Copy verbatim every line from the one containing "Segment this screenshot: for" through the one containing "paragraph-2: [62, 246, 642, 304]", including both of those lines.

- **Provided data**
• • • •

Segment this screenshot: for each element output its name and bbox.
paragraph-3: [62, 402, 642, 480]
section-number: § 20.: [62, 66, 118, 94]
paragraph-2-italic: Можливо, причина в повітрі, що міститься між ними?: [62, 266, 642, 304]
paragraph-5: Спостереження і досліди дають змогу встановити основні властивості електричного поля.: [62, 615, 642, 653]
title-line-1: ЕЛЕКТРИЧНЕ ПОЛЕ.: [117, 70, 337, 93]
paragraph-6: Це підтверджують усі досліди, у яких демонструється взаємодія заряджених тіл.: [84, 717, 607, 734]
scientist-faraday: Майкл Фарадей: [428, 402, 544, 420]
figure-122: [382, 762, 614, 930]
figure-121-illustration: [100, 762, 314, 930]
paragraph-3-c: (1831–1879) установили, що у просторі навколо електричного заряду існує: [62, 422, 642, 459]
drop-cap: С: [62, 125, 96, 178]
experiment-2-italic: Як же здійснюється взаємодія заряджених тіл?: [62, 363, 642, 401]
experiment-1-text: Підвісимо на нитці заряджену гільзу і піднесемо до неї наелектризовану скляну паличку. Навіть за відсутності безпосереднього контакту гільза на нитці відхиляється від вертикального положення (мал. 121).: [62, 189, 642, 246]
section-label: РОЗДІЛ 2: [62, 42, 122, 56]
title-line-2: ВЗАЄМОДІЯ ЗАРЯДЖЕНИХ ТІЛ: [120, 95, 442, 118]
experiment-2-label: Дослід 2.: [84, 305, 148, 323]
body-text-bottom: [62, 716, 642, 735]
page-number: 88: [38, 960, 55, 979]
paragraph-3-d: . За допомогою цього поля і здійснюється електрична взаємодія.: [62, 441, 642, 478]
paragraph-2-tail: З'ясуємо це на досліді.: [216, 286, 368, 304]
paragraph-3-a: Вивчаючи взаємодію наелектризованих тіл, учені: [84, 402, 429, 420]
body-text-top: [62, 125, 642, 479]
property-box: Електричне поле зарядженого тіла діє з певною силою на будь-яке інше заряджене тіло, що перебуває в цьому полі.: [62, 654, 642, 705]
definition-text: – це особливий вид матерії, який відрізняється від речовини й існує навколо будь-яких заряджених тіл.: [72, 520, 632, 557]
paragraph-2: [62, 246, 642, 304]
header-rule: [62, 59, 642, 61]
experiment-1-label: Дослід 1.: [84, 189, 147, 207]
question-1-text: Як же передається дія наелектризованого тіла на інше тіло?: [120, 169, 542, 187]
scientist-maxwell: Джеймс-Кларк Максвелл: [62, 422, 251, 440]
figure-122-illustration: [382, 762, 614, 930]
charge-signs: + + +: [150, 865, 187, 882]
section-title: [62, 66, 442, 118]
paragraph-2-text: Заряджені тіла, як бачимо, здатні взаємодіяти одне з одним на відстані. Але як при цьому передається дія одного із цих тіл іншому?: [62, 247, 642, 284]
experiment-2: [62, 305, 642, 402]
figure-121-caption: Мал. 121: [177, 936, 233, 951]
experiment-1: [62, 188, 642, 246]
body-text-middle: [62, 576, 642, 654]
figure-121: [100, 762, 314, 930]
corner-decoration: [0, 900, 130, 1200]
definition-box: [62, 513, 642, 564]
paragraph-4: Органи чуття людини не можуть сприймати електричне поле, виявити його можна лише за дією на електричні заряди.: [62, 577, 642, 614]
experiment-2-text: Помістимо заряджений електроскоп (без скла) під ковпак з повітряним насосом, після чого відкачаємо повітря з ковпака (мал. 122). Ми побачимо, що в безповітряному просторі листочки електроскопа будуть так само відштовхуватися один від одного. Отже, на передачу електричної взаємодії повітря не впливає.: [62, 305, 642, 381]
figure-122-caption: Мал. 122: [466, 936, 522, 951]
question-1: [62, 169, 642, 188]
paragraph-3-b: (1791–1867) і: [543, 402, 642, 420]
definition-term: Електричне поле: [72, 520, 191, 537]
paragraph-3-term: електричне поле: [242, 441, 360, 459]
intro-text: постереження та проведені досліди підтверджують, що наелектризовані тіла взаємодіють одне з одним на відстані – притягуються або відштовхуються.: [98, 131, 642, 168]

• • • •

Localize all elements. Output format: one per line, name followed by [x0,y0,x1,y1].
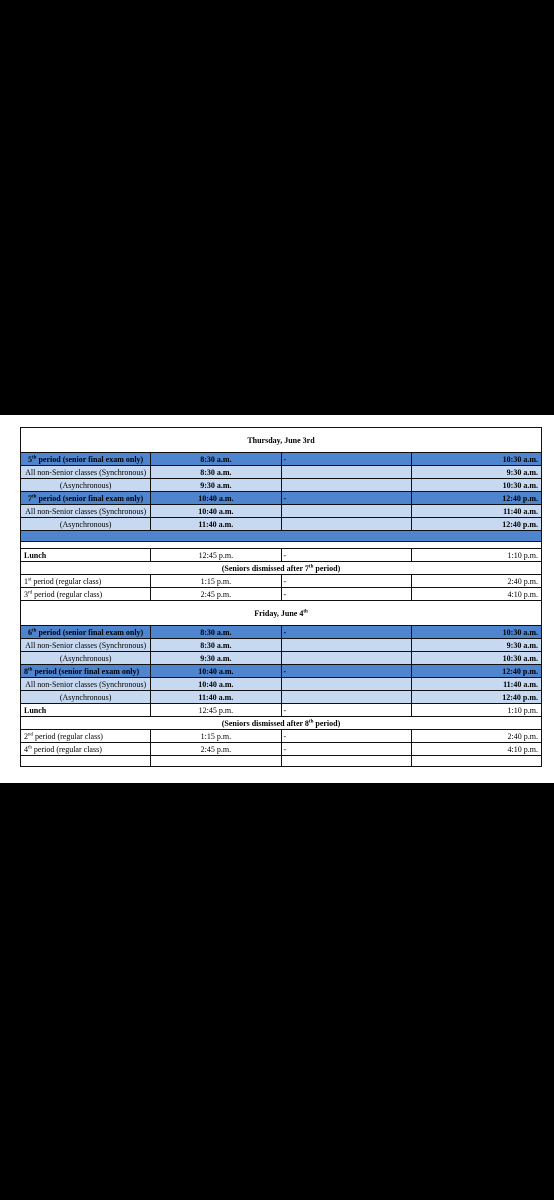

• • • •

- **Result of this exercise**
Segment this screenshot: for each element output its name and bbox.
paragraph-3: [62, 402, 642, 480]
section-number: § 20.: [62, 66, 118, 94]
paragraph-2-italic: Можливо, причина в повітрі, що міститься між ними?: [62, 266, 642, 304]
paragraph-5: Спостереження і досліди дають змогу встановити основні властивості електричного поля.: [62, 615, 642, 653]
title-line-1: ЕЛЕКТРИЧНЕ ПОЛЕ.: [117, 70, 337, 93]
paragraph-6: Це підтверджують усі досліди, у яких демонструється взаємодія заряджених тіл.: [84, 717, 607, 734]
scientist-faraday: Майкл Фарадей: [428, 402, 544, 420]
figure-122: [382, 762, 614, 930]
figure-121-illustration: [100, 762, 314, 930]
paragraph-3-c: (1831–1879) установили, що у просторі навколо електричного заряду існує: [62, 422, 642, 459]
drop-cap: С: [62, 125, 96, 178]
experiment-2-italic: Як же здійснюється взаємодія заряджених тіл?: [62, 363, 642, 401]
experiment-1-text: Підвісимо на нитці заряджену гільзу і піднесемо до неї наелектризовану скляну паличку. Навіть за відсутності безпосереднього контакту гільза на нитці відхиляється від вертикального положення (мал. 121).: [62, 189, 642, 246]
section-label: РОЗДІЛ 2: [62, 42, 122, 56]
title-line-2: ВЗАЄМОДІЯ ЗАРЯДЖЕНИХ ТІЛ: [120, 95, 442, 118]
experiment-2-label: Дослід 2.: [84, 305, 148, 323]
body-text-bottom: [62, 716, 642, 735]
page-number: 88: [38, 960, 55, 979]
paragraph-3-d: . За допомогою цього поля і здійснюється електрична взаємодія.: [62, 441, 642, 478]
paragraph-2-tail: З'ясуємо це на досліді.: [216, 286, 368, 304]
paragraph-3-a: Вивчаючи взаємодію наелектризованих тіл, учені: [84, 402, 429, 420]
body-text-top: [62, 125, 642, 479]
property-box: Електричне поле зарядженого тіла діє з певною силою на будь-яке інше заряджене тіло, що перебуває в цьому полі.: [62, 654, 642, 705]
definition-text: – це особливий вид матерії, який відрізняється від речовини й існує навколо будь-яких заряджених тіл.: [72, 520, 632, 557]
paragraph-2: [62, 246, 642, 304]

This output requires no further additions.